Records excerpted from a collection
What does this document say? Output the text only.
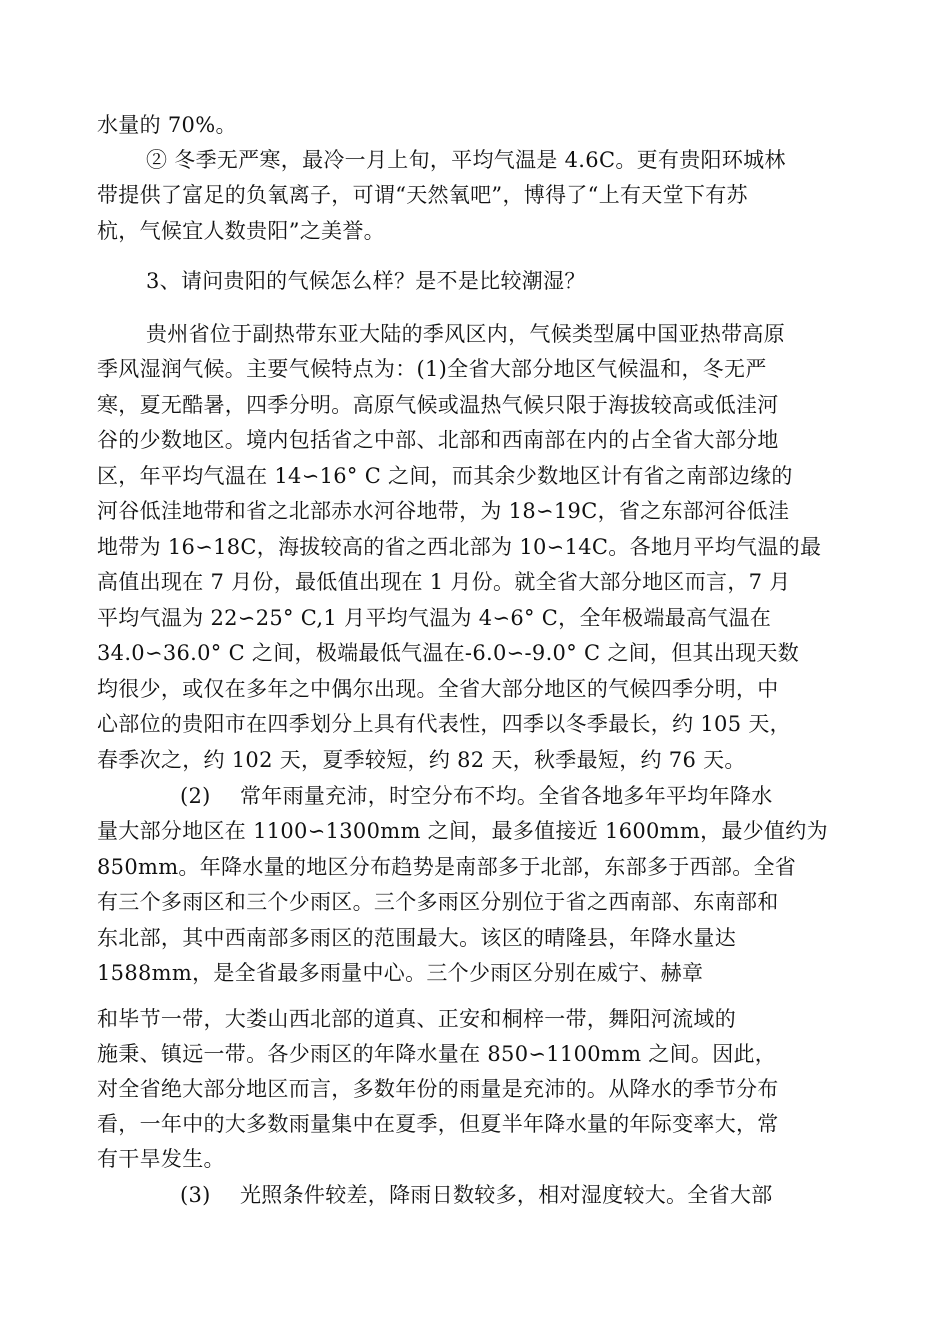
水量的 70%。
② 冬季无严寒，最冷一月上旬，平均气温是 4.6C。更有贵阳环城林
带提供了富足的负氧离子，可谓“天然氧吧”，博得了“上有天堂下有苏
杭，气候宜人数贵阳”之美誉。
3、请问贵阳的气候怎么样？是不是比较潮湿？
贵州省位于副热带东亚大陆的季风区内，气候类型属中国亚热带高原
季风湿润气候。主要气候特点为：(1)全省大部分地区气候温和，冬无严
寒，夏无酷暑，四季分明。高原气候或温热气候只限于海拔较高或低洼河
谷的少数地区。境内包括省之中部、北部和西南部在内的占全省大部分地
区，年平均气温在 14∽16° C 之间，而其余少数地区计有省之南部边缘的
河谷低洼地带和省之北部赤水河谷地带，为 18∽19C，省之东部河谷低洼
地带为 16∽18C，海拔较高的省之西北部为 10∽14C。各地月平均气温的最
高值出现在 7 月份，最低值出现在 1 月份。就全省大部分地区而言，7 月
平均气温为 22∽25° C,1 月平均气温为 4∽6° C，全年极端最高气温在
34.0∽36.0° C 之间，极端最低气温在-6.0∽-9.0° C 之间，但其出现天数
均很少，或仅在多年之中偶尔出现。全省大部分地区的气候四季分明，中
心部位的贵阳市在四季划分上具有代表性，四季以冬季最长，约 105 天，
春季次之，约 102 天，夏季较短，约 82 天，秋季最短，约 76 天。
(2) 常年雨量充沛，时空分布不均。全省各地多年平均年降水
量大部分地区在 1100∽1300mm 之间，最多值接近 1600mm，最少值约为
850mm。年降水量的地区分布趋势是南部多于北部，东部多于西部。全省
有三个多雨区和三个少雨区。三个多雨区分别位于省之西南部、东南部和
东北部，其中西南部多雨区的范围最大。该区的晴隆县，年降水量达
1588mm，是全省最多雨量中心。三个少雨区分别在威宁、赫章
和毕节一带，大娄山西北部的道真、正安和桐梓一带，舞阳河流域的
施秉、镇远一带。各少雨区的年降水量在 850∽1100mm 之间。因此，
对全省绝大部分地区而言，多数年份的雨量是充沛的。从降水的季节分布
看，一年中的大多数雨量集中在夏季，但夏半年降水量的年际变率大，常
有干旱发生。
(3) 光照条件较差，降雨日数较多，相对湿度较大。全省大部
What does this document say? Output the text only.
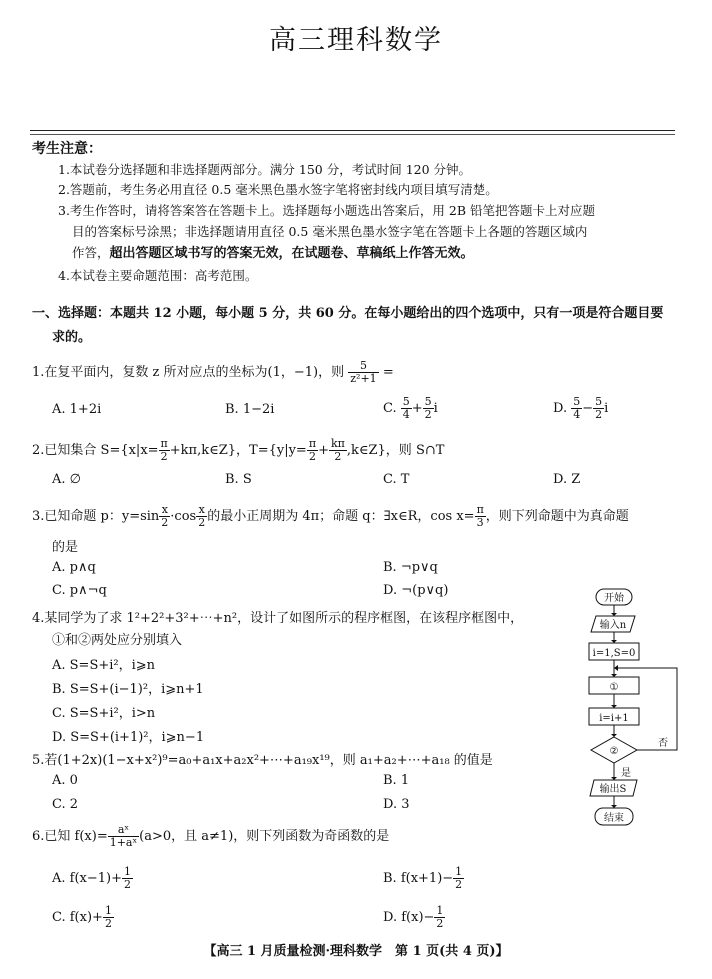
高三理科数学
考生注意：
1.本试卷分选择题和非选择题两部分。满分 150 分，考试时间 120 分钟。
2.答题前，考生务必用直径 0.5 毫米黑色墨水签字笔将密封线内项目填写清楚。
3.考生作答时，请将答案答在答题卡上。选择题每小题选出答案后，用 2B 铅笔把答题卡上对应题
目的答案标号涂黑；非选择题请用直径 0.5 毫米黑色墨水签字笔在答题卡上各题的答题区域内
作答，超出答题区域书写的答案无效，在试题卷、草稿纸上作答无效。
4.本试卷主要命题范围：高考范围。
一、选择题：本题共 12 小题，每小题 5 分，共 60 分。在每小题给出的四个选项中，只有一项是符合题目要
求的。
1.在复平面内，复数 z 所对应点的坐标为(1，−1)，则 $\frac{5}{\text{z²+1}}$ =
A. 1+2i	B. 1−2i	C. $\frac{5}{4} + \frac{5}{2}$ i	D. $\frac{5}{4} - \frac{5}{2}$ i
2.已知集合 $S=\{x|x= \frac{\pi}{2}$ +kπ,k∈Z}，$T=\{y|y= \frac{\pi}{2} + \frac{k\pi}{2}$ ,k∈Z}，则 S∩T
A. ∅	B. S	C. T	D. Z
3.已知命题 p：$y=\sin \frac{x}{2} \cdot\cos \frac{x}{2}$ 的最小正周期为 4π；命题 q：∃x∈R，$\cos x= \frac{\pi}{3}$ ，则下列命题中为真命题
的是
A. p∧q	B. ¬p∨q
C. p∧¬q	D. ¬(p∨q)
4.某同学为了求 1²+2²+3²+⋯+n²，设计了如图所示的程序框图，在该程序框图中，
①和②两处应分别填入
A. S=S+i²，i⩾n
B. S=S+(i−1)²，i⩾n+1
C. S=S+i²，i>n
D. S=S+(i+1)²，i⩾n−1
5.若(1+2x)(1−x+x²)⁹=a₀+a₁x+a₂x²+⋯+a₁₉x¹⁹，则 a₁+a₂+⋯+a₁₈ 的值是
A. 0	B. 1
C. 2	D. 3
6.已知 $f(x)= \frac{\text{aˣ}}{\text{1+aˣ}} (a>0$，且 a≠1)，则下列函数为奇函数的是
A. $f(x-1)+ \frac{1}{2}$	B. $f(x+1)- \frac{1}{2}$
C. $f(x)+ \frac{1}{2}$	D. $f(x)- \frac{1}{2}$
开始
输入n
i=1,S=0
①
i=i+1
②
否
是
输出S
结束
【高三 1 月质量检测·理科数学　第 1 页(共 4 页)】
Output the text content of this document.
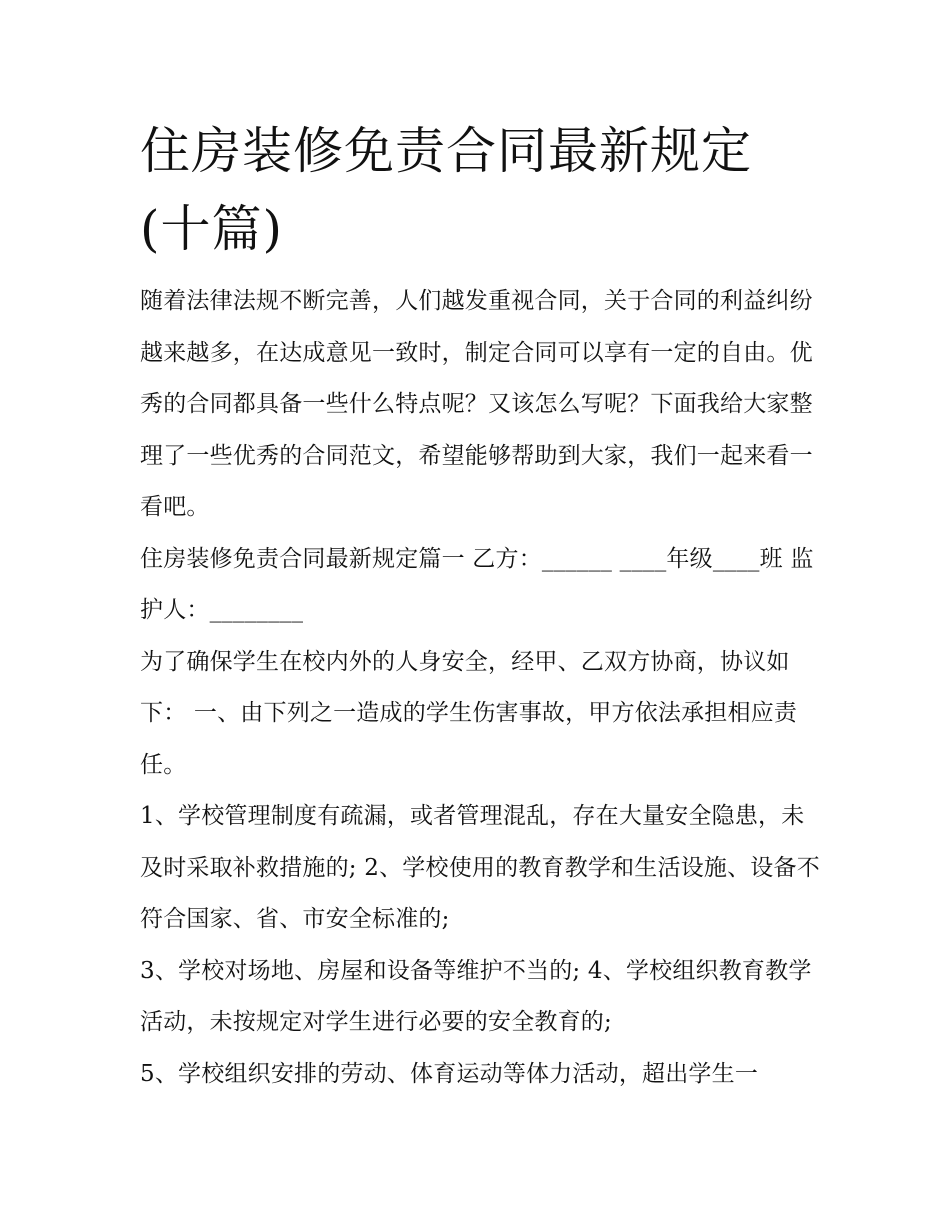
住房装修免责合同最新规定(十篇)

随着法律法规不断完善，人们越发重视合同，关于合同的利益纠纷越来越多，在达成意见一致时，制定合同可以享有一定的自由。优秀的合同都具备一些什么特点呢？又该怎么写呢？下面我给大家整理了一些优秀的合同范文，希望能够帮助到大家，我们一起来看一看吧。

住房装修免责合同最新规定篇一 乙方：______ ____年级____班 监护人：________

为了确保学生在校内外的人身安全，经甲、乙双方协商，协议如下： 一、由下列之一造成的学生伤害事故，甲方依法承担相应责任。

1、学校管理制度有疏漏，或者管理混乱，存在大量安全隐患，未及时采取补救措施的; 2、学校使用的教育教学和生活设施、设备不符合国家、省、市安全标准的;

3、学校对场地、房屋和设备等维护不当的; 4、学校组织教育教学活动，未按规定对学生进行必要的安全教育的;

5、学校组织安排的劳动、体育运动等体力活动，超出学生一
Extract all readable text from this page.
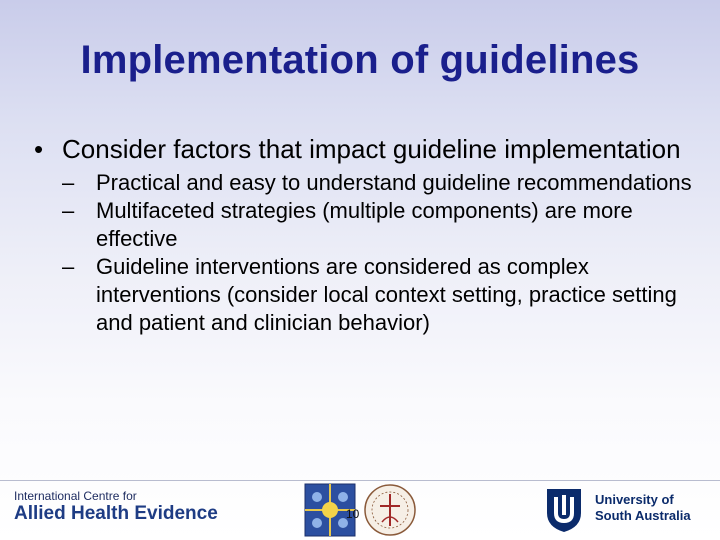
Implementation of guidelines
• Consider factors that impact guideline implementation
– Practical and easy to understand guideline recommendations
– Multifaceted strategies (multiple components) are more effective
– Guideline interventions are considered as complex interventions (consider local context setting, practice setting and patient and clinician behavior)
International Centre for
Allied Health Evidence	10
University of
South Australia
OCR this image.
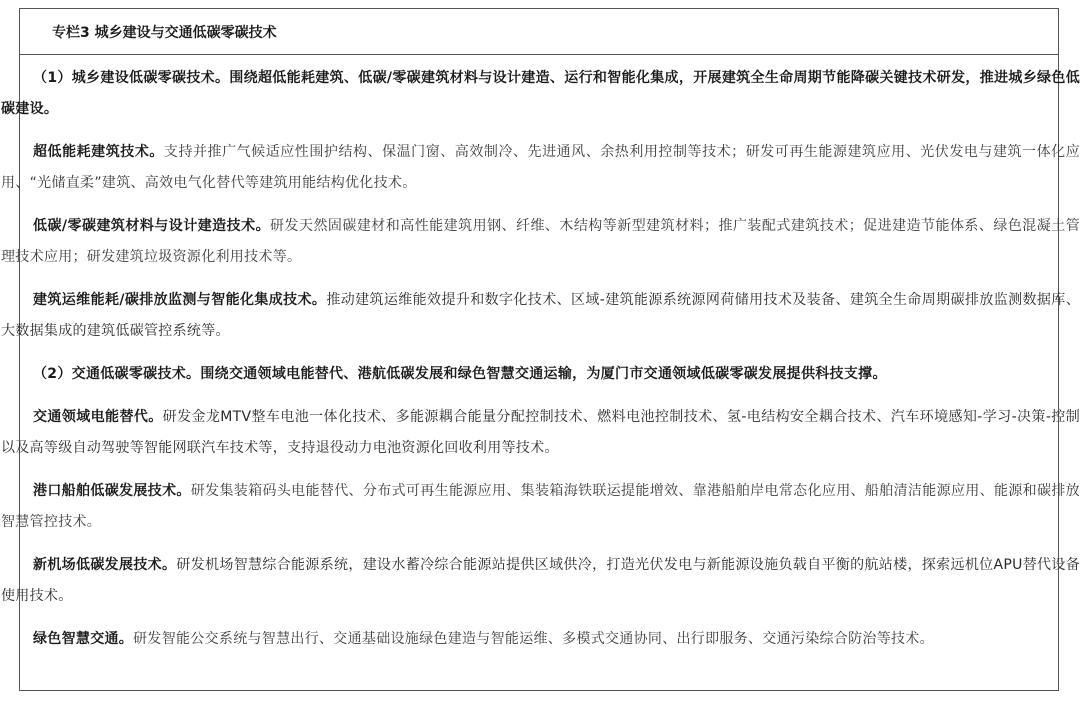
专栏3 城乡建设与交通低碳零碳技术

（1）城乡建设低碳零碳技术。围绕超低能耗建筑、低碳/零碳建筑材料与设计建造、运行和智能化集成，开展建筑全生命周期节能降碳关键技术研发，推进城乡绿色低碳建设。

超低能耗建筑技术。支持并推广气候适应性围护结构、保温门窗、高效制冷、先进通风、余热利用控制等技术；研发可再生能源建筑应用、光伏发电与建筑一体化应用、“光储直柔”建筑、高效电气化替代等建筑用能结构优化技术。

低碳/零碳建筑材料与设计建造技术。研发天然固碳建材和高性能建筑用钢、纤维、木结构等新型建筑材料；推广装配式建筑技术；促进建造节能体系、绿色混凝土管理技术应用；研发建筑垃圾资源化利用技术等。

建筑运维能耗/碳排放监测与智能化集成技术。推动建筑运维能效提升和数字化技术、区域-建筑能源系统源网荷储用技术及装备、建筑全生命周期碳排放监测数据库、大数据集成的建筑低碳管控系统等。

（2）交通低碳零碳技术。围绕交通领域电能替代、港航低碳发展和绿色智慧交通运输，为厦门市交通领域低碳零碳发展提供科技支撑。

交通领域电能替代。研发金龙MTV整车电池一体化技术、多能源耦合能量分配控制技术、燃料电池控制技术、氢-电结构安全耦合技术、汽车环境感知-学习-决策-控制以及高等级自动驾驶等智能网联汽车技术等，支持退役动力电池资源化回收利用等技术。

港口船舶低碳发展技术。研发集装箱码头电能替代、分布式可再生能源应用、集装箱海铁联运提能增效、靠港船舶岸电常态化应用、船舶清洁能源应用、能源和碳排放智慧管控技术。

新机场低碳发展技术。研发机场智慧综合能源系统，建设水蓄冷综合能源站提供区域供冷，打造光伏发电与新能源设施负载自平衡的航站楼，探索远机位APU替代设备使用技术。

绿色智慧交通。研发智能公交系统与智慧出行、交通基础设施绿色建造与智能运维、多模式交通协同、出行即服务、交通污染综合防治等技术。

> _WRITTEN PROBLEM_:
Locate the line containing "OCR this image." in the material above, then repeat it and every later line exactly, with no pictures.

> _THE RESPONSE_:
OCR this image.
专栏3 城乡建设与交通低碳零碳技术

（1）城乡建设低碳零碳技术。围绕超低能耗建筑、低碳/零碳建筑材料与设计建造、运行和智能化集成，开展建筑全生命周期节能降碳关键技术研发，推进城乡绿色低碳建设。

超低能耗建筑技术。支持并推广气候适应性围护结构、保温门窗、高效制冷、先进通风、余热利用控制等技术；研发可再生能源建筑应用、光伏发电与建筑一体化应用、“光储直柔”建筑、高效电气化替代等建筑用能结构优化技术。

低碳/零碳建筑材料与设计建造技术。研发天然固碳建材和高性能建筑用钢、纤维、木结构等新型建筑材料；推广装配式建筑技术；促进建造节能体系、绿色混凝土管理技术应用；研发建筑垃圾资源化利用技术等。

建筑运维能耗/碳排放监测与智能化集成技术。推动建筑运维能效提升和数字化技术、区域-建筑能源系统源网荷储用技术及装备、建筑全生命周期碳排放监测数据库、大数据集成的建筑低碳管控系统等。

（2）交通低碳零碳技术。围绕交通领域电能替代、港航低碳发展和绿色智慧交通运输，为厦门市交通领域低碳零碳发展提供科技支撑。

交通领域电能替代。研发金龙MTV整车电池一体化技术、多能源耦合能量分配控制技术、燃料电池控制技术、氢-电结构安全耦合技术、汽车环境感知-学习-决策-控制以及高等级自动驾驶等智能网联汽车技术等，支持退役动力电池资源化回收利用等技术。

港口船舶低碳发展技术。研发集装箱码头电能替代、分布式可再生能源应用、集装箱海铁联运提能增效、靠港船舶岸电常态化应用、船舶清洁能源应用、能源和碳排放智慧管控技术。

新机场低碳发展技术。研发机场智慧综合能源系统，建设水蓄冷综合能源站提供区域供冷，打造光伏发电与新能源设施负载自平衡的航站楼，探索远机位APU替代设备使用技术。

绿色智慧交通。研发智能公交系统与智慧出行、交通基础设施绿色建造与智能运维、多模式交通协同、出行即服务、交通污染综合防治等技术。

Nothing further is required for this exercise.